### WHAT TO WORK ON
Identify the lines that include the word "more", then copy all of them.

───── TASK DATA ─────

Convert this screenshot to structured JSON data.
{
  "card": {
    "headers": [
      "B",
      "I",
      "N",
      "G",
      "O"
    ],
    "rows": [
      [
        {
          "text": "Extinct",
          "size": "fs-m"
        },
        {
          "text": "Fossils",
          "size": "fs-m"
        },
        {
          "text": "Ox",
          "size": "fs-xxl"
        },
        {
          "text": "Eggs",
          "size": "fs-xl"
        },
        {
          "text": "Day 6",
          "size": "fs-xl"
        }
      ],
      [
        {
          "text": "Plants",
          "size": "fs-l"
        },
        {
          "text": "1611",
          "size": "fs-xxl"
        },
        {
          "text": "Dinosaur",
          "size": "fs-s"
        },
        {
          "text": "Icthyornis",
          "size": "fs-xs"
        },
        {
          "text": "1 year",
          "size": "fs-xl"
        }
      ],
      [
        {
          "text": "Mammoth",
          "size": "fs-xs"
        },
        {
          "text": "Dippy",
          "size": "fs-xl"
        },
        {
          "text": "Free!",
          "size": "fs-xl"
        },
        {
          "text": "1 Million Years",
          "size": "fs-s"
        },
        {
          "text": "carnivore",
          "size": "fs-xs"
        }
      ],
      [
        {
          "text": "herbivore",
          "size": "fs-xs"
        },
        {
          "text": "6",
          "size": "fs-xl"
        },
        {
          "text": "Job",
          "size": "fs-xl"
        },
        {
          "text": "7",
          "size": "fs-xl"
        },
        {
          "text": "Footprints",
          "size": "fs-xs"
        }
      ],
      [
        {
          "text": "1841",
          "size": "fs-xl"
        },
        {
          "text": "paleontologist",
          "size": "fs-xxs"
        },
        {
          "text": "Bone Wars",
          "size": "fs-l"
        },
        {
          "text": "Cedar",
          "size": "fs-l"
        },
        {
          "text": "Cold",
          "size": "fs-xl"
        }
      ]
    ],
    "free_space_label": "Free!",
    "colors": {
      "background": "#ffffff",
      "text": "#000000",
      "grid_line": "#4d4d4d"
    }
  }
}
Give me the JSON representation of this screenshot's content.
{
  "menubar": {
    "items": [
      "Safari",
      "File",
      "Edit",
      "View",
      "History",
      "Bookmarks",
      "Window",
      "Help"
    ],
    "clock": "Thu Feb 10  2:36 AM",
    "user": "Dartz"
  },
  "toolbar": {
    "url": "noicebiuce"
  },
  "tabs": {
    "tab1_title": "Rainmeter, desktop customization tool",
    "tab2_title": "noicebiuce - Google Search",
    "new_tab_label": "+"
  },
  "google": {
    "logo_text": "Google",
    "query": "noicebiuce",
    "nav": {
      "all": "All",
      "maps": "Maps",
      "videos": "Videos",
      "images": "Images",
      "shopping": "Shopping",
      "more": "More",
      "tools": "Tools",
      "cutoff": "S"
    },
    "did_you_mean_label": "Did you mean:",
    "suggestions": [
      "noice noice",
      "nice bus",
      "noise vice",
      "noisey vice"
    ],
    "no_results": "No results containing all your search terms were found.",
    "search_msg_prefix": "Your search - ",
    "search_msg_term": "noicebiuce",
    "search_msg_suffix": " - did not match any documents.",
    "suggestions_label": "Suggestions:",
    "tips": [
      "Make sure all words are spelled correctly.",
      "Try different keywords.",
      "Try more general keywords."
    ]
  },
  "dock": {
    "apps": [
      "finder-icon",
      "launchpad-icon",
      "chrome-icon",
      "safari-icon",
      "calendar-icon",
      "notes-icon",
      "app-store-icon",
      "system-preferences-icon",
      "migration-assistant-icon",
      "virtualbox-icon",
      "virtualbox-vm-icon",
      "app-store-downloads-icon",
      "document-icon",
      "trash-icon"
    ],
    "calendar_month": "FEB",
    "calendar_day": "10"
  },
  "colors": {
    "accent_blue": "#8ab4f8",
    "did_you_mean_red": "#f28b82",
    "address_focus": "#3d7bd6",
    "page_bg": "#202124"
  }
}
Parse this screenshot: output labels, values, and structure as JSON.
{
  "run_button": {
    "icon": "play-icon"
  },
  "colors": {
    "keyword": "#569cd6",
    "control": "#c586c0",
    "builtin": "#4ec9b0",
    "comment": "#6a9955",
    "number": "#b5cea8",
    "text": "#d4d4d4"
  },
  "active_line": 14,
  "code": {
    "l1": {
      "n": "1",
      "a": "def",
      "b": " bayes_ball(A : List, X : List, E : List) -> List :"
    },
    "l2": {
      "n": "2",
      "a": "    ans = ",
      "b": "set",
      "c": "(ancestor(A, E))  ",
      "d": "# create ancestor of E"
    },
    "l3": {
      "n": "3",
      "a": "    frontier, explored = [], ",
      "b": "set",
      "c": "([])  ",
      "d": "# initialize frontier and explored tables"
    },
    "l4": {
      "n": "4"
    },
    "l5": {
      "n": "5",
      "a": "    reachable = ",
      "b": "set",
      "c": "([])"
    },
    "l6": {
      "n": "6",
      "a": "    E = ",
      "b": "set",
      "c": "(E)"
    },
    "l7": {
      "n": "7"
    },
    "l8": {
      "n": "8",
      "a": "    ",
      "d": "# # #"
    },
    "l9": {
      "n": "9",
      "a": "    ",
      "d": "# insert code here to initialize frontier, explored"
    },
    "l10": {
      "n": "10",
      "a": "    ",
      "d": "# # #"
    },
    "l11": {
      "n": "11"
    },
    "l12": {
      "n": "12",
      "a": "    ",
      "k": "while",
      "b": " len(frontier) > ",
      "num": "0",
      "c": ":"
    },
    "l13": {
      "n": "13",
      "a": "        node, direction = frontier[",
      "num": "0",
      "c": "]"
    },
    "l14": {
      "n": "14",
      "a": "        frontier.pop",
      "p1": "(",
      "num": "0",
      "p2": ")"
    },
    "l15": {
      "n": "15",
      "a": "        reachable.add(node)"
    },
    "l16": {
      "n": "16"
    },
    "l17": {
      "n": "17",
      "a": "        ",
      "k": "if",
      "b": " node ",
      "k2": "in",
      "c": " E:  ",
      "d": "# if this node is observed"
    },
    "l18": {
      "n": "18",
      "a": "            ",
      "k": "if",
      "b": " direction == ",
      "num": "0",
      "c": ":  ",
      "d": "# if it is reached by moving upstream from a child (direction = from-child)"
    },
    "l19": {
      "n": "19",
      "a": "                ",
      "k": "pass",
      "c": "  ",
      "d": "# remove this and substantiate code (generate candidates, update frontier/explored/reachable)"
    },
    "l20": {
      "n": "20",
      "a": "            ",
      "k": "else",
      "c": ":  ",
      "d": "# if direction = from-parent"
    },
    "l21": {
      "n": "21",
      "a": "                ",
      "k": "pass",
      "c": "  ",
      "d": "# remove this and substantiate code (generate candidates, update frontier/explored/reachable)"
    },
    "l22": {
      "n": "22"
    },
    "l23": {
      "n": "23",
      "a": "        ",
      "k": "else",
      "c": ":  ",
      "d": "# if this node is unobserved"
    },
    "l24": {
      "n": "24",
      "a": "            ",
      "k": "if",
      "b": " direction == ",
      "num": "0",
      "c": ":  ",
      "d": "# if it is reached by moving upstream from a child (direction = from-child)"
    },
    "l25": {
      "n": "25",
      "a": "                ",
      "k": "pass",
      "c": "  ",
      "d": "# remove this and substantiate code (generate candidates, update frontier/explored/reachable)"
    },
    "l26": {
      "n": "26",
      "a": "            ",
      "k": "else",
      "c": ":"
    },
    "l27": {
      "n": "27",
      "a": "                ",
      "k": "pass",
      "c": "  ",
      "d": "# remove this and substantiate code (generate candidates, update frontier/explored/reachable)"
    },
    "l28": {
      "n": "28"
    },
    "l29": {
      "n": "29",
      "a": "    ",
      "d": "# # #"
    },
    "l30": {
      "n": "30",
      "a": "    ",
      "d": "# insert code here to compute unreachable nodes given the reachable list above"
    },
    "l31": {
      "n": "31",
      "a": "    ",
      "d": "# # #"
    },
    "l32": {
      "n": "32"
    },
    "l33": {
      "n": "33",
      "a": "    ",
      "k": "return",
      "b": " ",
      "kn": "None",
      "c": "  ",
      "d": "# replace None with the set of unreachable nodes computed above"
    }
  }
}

─────

### CORRECT RESPONSE
      "more": "More",
      "Try more general keywords."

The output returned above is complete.